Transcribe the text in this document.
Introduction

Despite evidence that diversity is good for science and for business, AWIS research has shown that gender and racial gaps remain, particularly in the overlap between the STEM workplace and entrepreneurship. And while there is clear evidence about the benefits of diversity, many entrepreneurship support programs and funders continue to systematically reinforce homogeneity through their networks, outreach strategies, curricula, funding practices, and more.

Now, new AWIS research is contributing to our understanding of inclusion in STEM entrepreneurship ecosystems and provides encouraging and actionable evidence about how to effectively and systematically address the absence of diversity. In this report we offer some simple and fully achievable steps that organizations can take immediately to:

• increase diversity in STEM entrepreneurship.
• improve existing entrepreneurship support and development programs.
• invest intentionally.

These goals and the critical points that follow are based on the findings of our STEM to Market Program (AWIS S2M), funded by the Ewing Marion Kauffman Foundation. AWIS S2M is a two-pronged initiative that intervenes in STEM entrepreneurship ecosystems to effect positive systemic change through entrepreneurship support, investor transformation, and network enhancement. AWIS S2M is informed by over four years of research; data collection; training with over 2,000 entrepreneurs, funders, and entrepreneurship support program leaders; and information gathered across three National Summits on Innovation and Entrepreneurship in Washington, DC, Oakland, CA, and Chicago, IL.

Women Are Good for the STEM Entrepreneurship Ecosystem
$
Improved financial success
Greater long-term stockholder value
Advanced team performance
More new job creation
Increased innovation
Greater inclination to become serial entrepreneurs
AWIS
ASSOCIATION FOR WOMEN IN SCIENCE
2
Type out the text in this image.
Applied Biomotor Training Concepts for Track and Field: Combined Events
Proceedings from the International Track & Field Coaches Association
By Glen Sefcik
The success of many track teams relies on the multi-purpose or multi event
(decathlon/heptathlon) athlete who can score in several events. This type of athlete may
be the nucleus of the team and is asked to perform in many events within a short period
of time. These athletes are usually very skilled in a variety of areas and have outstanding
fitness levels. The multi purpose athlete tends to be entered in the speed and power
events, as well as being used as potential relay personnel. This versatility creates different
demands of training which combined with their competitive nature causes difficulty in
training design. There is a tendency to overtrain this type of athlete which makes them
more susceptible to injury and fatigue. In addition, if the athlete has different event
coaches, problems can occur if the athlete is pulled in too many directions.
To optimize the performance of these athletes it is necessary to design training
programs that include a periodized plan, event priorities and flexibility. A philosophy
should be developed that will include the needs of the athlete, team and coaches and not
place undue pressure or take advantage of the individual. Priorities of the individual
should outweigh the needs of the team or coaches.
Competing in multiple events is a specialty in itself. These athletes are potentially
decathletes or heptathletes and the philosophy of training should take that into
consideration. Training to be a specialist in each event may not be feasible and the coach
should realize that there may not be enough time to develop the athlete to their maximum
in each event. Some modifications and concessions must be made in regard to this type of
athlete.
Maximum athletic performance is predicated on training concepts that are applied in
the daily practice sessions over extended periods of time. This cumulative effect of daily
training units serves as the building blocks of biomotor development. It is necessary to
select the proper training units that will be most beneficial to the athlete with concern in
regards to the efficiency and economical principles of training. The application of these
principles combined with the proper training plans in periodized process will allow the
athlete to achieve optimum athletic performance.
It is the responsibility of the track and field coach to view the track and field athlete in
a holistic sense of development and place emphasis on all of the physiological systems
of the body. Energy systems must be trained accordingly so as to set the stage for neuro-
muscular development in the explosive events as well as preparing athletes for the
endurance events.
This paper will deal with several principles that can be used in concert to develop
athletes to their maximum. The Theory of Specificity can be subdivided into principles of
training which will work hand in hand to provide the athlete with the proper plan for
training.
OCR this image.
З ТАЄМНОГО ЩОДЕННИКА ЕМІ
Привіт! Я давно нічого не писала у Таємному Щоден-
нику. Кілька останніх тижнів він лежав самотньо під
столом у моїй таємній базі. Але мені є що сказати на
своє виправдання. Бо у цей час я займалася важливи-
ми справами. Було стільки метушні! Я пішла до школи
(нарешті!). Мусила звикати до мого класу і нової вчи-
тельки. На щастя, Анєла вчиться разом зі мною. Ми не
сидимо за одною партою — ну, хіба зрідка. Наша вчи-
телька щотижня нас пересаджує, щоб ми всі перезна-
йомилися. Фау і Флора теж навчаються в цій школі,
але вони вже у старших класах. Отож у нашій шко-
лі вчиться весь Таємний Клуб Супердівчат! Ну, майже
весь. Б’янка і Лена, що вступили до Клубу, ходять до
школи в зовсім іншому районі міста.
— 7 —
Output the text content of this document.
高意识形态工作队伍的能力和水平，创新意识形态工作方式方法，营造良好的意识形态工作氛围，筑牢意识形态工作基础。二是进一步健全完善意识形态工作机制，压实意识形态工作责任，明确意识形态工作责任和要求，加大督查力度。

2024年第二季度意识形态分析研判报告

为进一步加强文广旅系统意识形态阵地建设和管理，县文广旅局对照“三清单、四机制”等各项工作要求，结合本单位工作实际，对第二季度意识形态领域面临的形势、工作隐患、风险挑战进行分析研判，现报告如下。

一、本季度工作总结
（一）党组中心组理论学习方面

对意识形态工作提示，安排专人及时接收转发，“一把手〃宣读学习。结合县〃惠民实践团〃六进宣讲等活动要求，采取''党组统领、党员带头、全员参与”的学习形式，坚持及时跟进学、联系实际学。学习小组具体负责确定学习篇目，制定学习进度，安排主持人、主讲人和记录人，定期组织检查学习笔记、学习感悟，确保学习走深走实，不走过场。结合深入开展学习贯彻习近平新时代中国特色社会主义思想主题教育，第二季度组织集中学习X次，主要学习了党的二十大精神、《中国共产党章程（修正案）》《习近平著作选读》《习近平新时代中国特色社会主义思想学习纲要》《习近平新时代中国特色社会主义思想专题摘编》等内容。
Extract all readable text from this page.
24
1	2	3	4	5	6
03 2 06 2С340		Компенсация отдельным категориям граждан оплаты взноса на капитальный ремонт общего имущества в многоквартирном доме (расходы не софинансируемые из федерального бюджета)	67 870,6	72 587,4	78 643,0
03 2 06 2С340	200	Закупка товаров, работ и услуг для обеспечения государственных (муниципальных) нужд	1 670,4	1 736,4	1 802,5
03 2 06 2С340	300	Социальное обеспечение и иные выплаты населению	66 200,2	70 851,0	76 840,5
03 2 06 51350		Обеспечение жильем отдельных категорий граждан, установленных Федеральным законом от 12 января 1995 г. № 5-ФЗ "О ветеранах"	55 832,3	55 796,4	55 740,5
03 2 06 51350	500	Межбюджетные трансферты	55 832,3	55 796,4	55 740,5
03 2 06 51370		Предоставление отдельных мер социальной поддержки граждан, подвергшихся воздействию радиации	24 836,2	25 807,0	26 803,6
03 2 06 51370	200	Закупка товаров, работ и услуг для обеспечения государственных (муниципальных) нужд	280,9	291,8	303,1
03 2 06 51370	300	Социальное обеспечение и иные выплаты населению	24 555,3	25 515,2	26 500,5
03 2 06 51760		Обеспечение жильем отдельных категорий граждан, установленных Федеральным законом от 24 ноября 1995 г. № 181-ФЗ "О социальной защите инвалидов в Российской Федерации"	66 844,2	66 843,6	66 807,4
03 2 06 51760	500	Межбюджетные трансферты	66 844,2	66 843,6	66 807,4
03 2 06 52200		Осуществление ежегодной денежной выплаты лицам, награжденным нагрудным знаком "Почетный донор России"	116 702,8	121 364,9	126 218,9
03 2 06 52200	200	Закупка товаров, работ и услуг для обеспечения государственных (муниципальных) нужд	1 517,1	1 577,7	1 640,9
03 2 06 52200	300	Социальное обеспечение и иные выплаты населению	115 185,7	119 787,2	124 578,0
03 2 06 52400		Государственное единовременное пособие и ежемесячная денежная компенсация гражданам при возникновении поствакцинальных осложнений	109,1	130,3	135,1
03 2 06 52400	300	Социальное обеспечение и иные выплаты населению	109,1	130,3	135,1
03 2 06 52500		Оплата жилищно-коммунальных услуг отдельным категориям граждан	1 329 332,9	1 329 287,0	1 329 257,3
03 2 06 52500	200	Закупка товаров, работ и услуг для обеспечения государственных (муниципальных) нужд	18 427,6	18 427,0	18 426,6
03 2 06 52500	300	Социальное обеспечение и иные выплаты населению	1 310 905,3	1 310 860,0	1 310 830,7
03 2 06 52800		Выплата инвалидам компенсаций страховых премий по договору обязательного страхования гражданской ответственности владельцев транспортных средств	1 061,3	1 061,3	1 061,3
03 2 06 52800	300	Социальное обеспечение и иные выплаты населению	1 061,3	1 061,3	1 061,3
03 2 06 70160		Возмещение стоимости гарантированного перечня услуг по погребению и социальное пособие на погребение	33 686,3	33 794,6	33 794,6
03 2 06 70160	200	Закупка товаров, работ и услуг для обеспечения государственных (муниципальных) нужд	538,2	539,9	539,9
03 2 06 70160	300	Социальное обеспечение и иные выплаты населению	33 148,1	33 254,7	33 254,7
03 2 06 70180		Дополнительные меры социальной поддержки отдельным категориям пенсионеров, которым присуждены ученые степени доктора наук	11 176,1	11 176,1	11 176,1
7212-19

* * * * * * * * *

■ What the task requires
From the listing above, collect every line that mentions the word "into".

■ Output below
decathletes or heptathletes and the philosophy of training should take that into
athletes to their maximum. The Theory of Specificity can be subdivided into principles of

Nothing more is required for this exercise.